** START Recorded information **

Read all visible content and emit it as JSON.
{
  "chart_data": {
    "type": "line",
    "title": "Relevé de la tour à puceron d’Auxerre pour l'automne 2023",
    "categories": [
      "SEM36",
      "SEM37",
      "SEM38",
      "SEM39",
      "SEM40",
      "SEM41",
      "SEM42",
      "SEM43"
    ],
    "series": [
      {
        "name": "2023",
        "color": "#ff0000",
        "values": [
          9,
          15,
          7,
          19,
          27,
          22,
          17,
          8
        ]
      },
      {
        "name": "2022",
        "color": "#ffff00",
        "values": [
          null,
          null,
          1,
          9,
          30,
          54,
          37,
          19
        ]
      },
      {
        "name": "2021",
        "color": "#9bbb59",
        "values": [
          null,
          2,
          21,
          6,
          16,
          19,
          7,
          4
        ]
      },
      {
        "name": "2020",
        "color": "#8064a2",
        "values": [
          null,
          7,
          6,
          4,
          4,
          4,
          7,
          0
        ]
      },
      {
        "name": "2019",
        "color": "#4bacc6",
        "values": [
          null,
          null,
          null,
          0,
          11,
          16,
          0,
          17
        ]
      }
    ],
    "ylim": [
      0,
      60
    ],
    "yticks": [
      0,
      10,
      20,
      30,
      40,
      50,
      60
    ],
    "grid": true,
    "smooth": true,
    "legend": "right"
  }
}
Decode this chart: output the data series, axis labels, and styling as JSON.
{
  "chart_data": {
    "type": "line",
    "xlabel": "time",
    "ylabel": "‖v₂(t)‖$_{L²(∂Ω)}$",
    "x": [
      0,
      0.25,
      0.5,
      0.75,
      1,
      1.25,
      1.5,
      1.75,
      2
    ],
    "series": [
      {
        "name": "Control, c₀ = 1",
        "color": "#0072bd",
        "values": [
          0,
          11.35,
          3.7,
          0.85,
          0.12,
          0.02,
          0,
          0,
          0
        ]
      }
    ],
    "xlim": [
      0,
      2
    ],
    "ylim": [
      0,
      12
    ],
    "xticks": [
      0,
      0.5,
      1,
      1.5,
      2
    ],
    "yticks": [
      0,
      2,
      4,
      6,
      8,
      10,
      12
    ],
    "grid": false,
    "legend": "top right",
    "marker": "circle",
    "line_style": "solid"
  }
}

** END Recorded information **

Extract the entries above verbatim.

• _Right answer_:
Read all visible content and emit it as JSON.
{
  "chart_data": {
    "type": "line",
    "title": "Relevé de la tour à puceron d’Auxerre pour l'automne 2023",
    "categories": [
      "SEM36",
      "SEM37",
      "SEM38",
      "SEM39",
      "SEM40",
      "SEM41",
      "SEM42",
      "SEM43"
    ],
    "series": [
      {
        "name": "2023",
        "color": "#ff0000",
        "values": [
          9,
          15,
          7,
          19,
          27,
          22,
          17,
          8
        ]
      },
      {
        "name": "2022",
        "color": "#ffff00",
        "values": [
          null,
          null,
          1,
          9,
          30,
          54,
          37,
          19
        ]
      },
      {
        "name": "2021",
        "color": "#9bbb59",
        "values": [
          null,
          2,
          21,
          6,
          16,
          19,
          7,
          4
        ]
      },
      {
        "name": "2020",
        "color": "#8064a2",
        "values": [
          null,
          7,
          6,
          4,
          4,
          4,
          7,
          0
        ]
      },
      {
        "name": "2019",
        "color": "#4bacc6",
        "values": [
          null,
          null,
          null,
          0,
          11,
          16,
          0,
          17
        ]
      }
    ],
    "ylim": [
      0,
      60
    ],
    "yticks": [
      0,
      10,
      20,
      30,
      40,
      50,
      60
    ],
    "grid": true,
    "smooth": true,
    "legend": "right"
  }
}
Decode this chart: output the data series, axis labels, and styling as JSON.
{
  "chart_data": {
    "type": "line",
    "xlabel": "time",
    "ylabel": "‖v₂(t)‖$_{L²(∂Ω)}$",
    "x": [
      0,
      0.25,
      0.5,
      0.75,
      1,
      1.25,
      1.5,
      1.75,
      2
    ],
    "series": [
      {
        "name": "Control, c₀ = 1",
        "color": "#0072bd",
        "values": [
          0,
          11.35,
          3.7,
          0.85,
          0.12,
          0.02,
          0,
          0,
          0
        ]
      }
    ],
    "xlim": [
      0,
      2
    ],
    "ylim": [
      0,
      12
    ],
    "xticks": [
      0,
      0.5,
      1,
      1.5,
      2
    ],
    "yticks": [
      0,
      2,
      4,
      6,
      8,
      10,
      12
    ],
    "grid": false,
    "legend": "top right",
    "marker": "circle",
    "line_style": "solid"
  }
}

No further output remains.